╭─ Exercise input

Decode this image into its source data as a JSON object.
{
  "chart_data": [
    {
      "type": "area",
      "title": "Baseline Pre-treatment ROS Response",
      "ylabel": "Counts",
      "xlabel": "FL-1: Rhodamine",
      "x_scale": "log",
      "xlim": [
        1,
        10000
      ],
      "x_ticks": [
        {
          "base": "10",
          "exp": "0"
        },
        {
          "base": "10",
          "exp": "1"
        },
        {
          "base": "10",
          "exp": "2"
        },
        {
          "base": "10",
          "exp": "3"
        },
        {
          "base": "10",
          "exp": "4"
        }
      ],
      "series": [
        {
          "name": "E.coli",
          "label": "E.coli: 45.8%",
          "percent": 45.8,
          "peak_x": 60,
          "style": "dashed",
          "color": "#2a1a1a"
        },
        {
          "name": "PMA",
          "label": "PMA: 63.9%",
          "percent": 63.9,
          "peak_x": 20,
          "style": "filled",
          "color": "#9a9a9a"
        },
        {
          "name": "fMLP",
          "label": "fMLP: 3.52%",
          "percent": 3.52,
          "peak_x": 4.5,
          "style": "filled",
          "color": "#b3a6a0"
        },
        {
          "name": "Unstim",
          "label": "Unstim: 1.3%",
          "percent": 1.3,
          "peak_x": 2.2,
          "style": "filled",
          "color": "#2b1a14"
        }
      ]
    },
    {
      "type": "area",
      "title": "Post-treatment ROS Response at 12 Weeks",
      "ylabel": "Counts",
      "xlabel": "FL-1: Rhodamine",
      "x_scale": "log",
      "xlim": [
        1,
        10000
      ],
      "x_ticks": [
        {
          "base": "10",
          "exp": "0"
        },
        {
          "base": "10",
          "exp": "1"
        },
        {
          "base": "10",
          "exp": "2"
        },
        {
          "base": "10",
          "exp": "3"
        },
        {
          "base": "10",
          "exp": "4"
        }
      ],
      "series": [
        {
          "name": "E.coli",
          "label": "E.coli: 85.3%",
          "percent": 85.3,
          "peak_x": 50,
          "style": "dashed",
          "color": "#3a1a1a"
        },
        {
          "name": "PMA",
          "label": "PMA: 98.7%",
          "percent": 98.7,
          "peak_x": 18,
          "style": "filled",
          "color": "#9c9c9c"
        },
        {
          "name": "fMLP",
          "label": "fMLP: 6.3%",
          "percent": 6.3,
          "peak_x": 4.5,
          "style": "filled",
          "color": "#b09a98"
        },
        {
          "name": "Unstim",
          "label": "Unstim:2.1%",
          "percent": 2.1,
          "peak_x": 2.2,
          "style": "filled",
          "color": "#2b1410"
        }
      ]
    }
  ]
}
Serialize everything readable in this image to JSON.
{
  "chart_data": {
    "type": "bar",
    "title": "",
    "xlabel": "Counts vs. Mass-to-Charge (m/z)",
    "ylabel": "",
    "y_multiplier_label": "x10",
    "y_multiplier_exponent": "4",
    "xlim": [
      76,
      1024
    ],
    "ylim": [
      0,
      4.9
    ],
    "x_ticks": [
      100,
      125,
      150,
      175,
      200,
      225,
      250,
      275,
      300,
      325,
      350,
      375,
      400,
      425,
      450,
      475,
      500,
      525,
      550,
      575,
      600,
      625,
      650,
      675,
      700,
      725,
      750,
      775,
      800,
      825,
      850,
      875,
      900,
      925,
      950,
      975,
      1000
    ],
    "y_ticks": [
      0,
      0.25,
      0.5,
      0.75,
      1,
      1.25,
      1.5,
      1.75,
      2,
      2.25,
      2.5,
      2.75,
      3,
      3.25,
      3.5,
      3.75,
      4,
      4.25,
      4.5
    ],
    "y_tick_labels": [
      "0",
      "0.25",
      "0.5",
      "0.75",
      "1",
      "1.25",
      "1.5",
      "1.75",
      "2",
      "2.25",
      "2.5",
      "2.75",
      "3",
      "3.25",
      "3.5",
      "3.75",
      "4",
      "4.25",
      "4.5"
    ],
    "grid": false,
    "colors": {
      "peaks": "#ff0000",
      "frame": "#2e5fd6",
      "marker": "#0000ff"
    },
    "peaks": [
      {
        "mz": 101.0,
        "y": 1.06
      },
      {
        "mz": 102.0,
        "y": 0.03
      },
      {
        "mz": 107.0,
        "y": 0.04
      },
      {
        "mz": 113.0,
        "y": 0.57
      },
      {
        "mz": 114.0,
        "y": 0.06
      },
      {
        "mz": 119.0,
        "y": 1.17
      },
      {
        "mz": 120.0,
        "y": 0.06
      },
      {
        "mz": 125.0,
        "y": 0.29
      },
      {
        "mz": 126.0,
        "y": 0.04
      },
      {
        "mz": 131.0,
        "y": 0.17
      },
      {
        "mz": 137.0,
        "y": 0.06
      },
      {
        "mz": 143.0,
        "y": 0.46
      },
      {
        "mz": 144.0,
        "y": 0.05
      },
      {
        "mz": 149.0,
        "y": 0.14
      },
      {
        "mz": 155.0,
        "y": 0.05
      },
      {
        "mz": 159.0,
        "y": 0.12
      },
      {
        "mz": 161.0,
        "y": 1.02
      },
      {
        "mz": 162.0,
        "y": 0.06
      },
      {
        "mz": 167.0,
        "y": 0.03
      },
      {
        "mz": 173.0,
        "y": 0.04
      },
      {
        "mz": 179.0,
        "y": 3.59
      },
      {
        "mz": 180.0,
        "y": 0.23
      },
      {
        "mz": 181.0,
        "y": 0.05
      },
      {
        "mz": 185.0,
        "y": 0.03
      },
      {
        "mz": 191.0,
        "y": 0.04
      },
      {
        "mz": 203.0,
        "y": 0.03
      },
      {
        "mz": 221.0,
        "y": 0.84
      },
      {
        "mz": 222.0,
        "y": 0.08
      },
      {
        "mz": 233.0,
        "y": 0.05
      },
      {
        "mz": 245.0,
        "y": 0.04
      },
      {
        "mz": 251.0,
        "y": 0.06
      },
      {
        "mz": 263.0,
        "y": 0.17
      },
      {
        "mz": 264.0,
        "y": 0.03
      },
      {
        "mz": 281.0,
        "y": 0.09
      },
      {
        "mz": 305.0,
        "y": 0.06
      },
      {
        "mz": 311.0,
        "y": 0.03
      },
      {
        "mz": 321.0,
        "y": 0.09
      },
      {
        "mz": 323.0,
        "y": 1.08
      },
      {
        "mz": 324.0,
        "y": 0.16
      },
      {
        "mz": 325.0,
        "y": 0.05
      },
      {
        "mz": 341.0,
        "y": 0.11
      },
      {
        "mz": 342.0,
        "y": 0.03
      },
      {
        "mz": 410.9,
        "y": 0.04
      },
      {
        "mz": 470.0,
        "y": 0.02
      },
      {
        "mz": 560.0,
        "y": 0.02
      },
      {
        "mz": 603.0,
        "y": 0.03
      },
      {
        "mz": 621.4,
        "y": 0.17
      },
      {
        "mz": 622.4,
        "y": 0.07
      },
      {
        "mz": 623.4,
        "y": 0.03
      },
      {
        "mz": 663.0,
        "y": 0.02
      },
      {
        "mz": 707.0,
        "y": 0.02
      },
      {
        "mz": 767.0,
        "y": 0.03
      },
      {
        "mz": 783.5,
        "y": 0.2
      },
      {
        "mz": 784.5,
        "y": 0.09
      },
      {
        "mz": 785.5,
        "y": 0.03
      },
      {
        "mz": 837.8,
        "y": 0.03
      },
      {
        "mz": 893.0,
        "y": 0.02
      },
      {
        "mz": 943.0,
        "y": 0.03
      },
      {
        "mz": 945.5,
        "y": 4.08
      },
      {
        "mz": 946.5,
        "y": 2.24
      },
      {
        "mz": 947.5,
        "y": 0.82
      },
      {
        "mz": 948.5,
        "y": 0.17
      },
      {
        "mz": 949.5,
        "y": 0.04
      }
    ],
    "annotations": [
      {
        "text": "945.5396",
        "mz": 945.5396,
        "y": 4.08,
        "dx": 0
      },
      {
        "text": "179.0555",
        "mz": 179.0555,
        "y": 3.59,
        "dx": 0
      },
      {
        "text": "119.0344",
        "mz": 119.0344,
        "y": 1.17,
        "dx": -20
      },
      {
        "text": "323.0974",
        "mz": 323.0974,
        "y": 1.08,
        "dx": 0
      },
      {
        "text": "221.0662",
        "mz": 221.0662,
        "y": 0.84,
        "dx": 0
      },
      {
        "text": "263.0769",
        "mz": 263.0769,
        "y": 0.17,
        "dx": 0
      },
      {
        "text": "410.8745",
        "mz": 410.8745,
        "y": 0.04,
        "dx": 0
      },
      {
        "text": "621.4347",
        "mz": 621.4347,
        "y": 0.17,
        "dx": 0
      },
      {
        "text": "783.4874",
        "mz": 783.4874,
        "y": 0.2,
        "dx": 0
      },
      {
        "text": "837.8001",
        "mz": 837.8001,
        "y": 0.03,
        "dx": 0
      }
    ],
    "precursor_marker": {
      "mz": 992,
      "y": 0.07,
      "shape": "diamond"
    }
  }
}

╰─

▶ _Work to be completed_: Search the listing above for the string "JSON". Copy every line that contains it.

▶ _Exercise response_:
Decode this image into its source data as a JSON object.
Serialize everything readable in this image to JSON.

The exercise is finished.